Find all lines in the records that include the word "Murad", and copy them out.

**Stored records**
▬▬▬▬▬▬

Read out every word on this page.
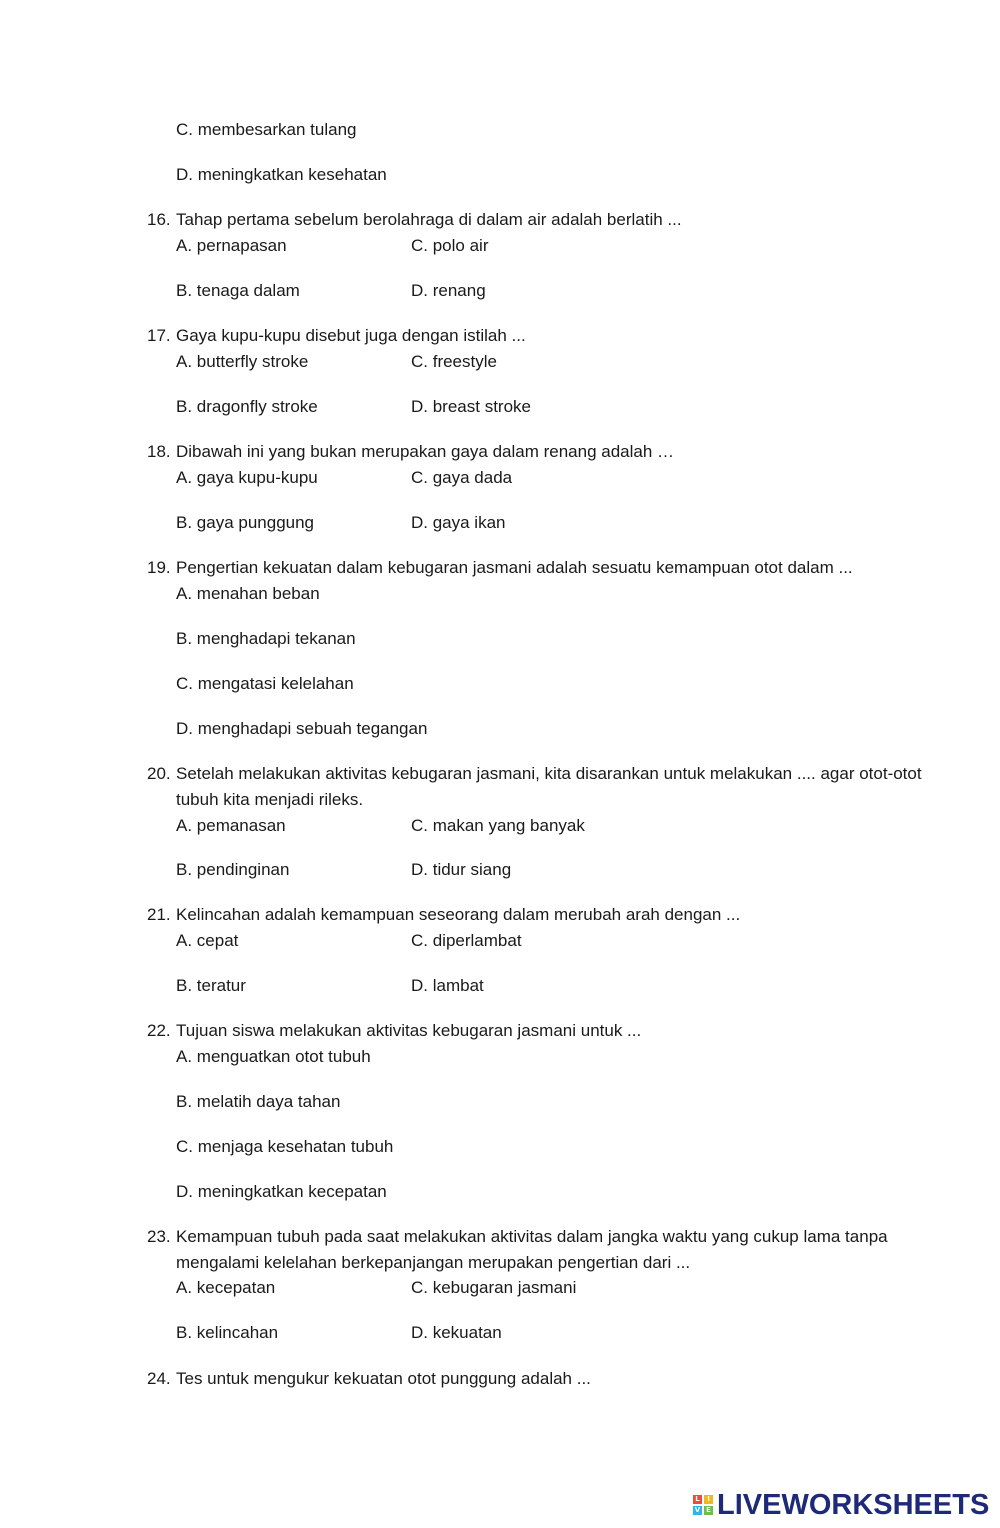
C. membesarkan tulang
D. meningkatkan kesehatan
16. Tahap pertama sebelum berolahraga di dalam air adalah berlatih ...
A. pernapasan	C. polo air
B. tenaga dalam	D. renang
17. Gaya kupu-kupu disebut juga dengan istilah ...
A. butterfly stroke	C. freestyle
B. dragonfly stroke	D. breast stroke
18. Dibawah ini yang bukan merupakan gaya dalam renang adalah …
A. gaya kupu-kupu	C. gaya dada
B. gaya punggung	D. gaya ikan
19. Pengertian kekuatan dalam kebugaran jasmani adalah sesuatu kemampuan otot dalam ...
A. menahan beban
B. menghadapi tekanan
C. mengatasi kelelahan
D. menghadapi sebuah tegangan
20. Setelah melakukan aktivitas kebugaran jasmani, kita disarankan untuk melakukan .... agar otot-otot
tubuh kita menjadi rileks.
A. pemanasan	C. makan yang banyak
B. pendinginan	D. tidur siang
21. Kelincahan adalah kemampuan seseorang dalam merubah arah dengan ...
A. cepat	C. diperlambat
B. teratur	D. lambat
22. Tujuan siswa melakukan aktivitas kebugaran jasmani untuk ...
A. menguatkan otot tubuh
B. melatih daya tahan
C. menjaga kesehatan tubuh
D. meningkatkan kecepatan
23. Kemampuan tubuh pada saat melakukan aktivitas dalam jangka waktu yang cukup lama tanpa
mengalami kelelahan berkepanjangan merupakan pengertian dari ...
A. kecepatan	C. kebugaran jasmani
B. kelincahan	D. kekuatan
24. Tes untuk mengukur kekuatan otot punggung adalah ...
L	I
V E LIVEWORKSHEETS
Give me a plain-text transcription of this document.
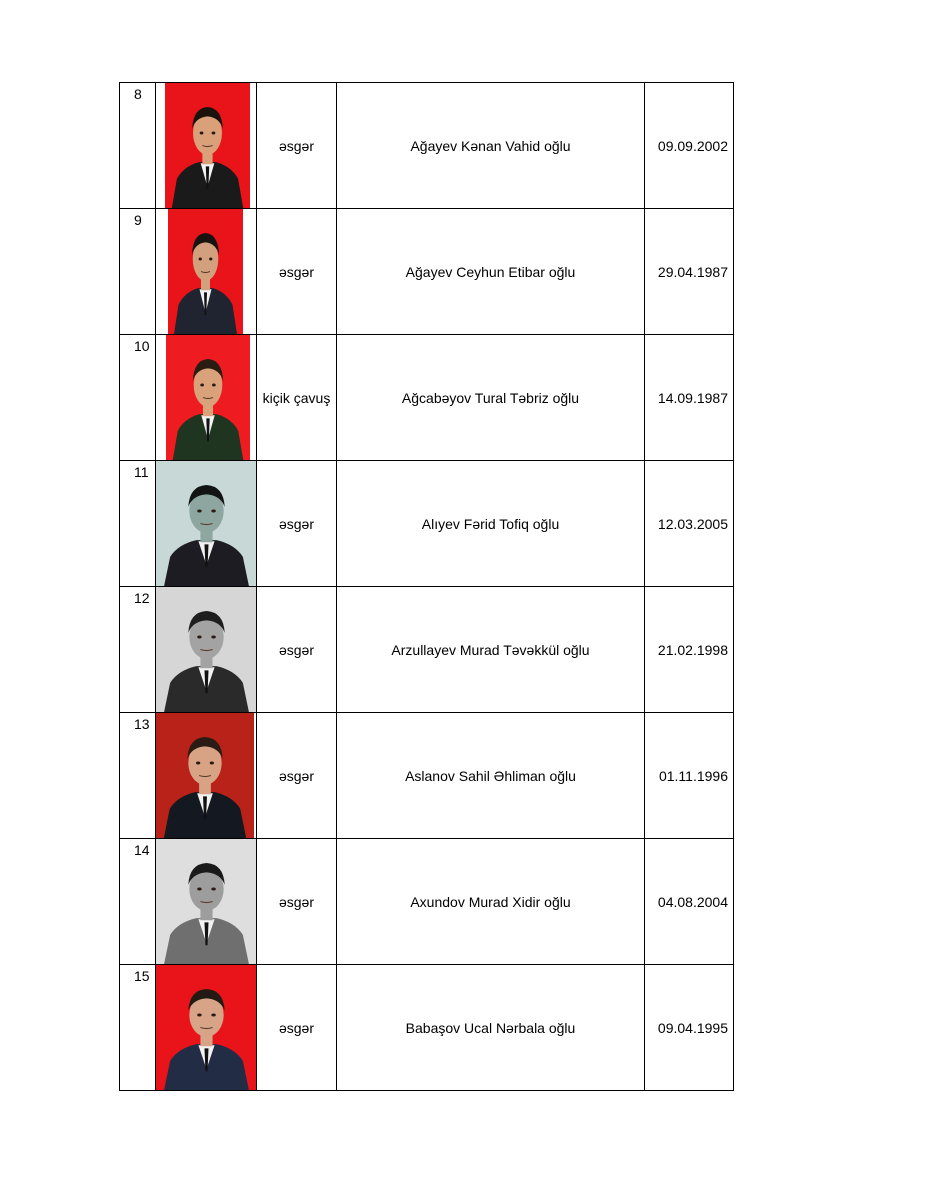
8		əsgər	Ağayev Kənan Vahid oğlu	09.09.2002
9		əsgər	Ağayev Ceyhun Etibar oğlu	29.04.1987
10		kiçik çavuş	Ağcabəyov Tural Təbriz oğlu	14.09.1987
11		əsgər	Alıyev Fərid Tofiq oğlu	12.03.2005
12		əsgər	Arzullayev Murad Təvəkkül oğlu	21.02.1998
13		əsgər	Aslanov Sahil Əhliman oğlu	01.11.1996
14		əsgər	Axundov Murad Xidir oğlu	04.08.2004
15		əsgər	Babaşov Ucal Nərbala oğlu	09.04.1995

▬▬▬▬▬▬

**Answer to the problem**
12		əsgər	Arzullayev Murad Təvəkkül oğlu	21.02.1998
14		əsgər	Axundov Murad Xidir oğlu	04.08.2004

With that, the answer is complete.